=== WHAT IS EXPECTED ===
Scan the entries below. List each line with "this".

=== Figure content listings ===
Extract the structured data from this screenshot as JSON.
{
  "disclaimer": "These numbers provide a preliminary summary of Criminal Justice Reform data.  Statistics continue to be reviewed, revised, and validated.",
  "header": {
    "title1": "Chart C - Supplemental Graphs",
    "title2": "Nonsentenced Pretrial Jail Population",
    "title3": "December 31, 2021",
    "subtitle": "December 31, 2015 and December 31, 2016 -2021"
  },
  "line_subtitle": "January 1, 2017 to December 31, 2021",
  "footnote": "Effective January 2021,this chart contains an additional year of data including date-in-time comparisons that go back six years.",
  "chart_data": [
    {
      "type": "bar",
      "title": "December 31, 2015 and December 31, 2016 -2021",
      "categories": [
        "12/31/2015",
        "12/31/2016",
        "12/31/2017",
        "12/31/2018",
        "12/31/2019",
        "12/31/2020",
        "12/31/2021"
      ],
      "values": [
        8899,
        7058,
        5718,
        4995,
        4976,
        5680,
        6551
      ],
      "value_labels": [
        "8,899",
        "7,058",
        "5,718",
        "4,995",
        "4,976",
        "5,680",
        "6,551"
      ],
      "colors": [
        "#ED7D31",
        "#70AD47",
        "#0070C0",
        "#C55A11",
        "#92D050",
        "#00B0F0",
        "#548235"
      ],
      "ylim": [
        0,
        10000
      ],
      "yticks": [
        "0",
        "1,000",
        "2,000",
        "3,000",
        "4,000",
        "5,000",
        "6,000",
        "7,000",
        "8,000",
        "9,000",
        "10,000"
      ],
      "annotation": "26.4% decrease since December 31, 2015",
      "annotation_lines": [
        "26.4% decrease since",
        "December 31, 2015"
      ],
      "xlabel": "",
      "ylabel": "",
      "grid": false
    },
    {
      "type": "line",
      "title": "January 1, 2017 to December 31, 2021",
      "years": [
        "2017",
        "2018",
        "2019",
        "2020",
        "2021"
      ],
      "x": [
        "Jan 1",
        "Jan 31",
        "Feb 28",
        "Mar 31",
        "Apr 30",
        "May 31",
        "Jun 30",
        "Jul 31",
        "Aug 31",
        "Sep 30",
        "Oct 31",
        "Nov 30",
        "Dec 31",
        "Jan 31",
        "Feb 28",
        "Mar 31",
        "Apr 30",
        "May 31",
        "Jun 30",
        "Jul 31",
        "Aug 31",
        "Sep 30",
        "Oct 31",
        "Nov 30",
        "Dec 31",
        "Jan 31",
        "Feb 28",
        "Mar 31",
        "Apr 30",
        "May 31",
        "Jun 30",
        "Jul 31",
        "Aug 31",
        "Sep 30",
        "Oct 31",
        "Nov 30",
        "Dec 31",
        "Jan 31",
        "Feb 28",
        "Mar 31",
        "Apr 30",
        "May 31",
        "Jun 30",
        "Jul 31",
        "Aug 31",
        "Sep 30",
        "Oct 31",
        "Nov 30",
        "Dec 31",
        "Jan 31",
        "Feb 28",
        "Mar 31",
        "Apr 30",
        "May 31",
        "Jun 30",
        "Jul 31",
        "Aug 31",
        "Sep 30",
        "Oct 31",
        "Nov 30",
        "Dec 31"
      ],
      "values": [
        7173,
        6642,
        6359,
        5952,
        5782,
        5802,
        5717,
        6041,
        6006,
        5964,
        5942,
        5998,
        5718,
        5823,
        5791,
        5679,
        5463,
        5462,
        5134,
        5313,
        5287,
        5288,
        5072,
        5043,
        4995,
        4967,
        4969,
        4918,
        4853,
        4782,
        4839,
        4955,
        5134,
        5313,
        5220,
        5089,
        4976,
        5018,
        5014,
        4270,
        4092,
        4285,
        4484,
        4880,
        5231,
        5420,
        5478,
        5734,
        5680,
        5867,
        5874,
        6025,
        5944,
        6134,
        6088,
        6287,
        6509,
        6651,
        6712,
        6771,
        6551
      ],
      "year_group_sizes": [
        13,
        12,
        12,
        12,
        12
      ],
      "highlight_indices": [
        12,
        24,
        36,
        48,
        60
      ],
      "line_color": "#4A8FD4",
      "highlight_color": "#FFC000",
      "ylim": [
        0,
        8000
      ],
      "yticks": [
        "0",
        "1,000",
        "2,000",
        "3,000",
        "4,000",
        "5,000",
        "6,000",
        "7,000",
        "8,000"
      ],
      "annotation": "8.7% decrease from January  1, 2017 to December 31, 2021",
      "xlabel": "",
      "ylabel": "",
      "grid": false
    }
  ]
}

=== CORRECT RESPONSE ===
Extract the structured data from this screenshot as JSON.
  "footnote": "Effective January 2021,this chart contains an additional year of data including date-in-time comparisons that go back six years.",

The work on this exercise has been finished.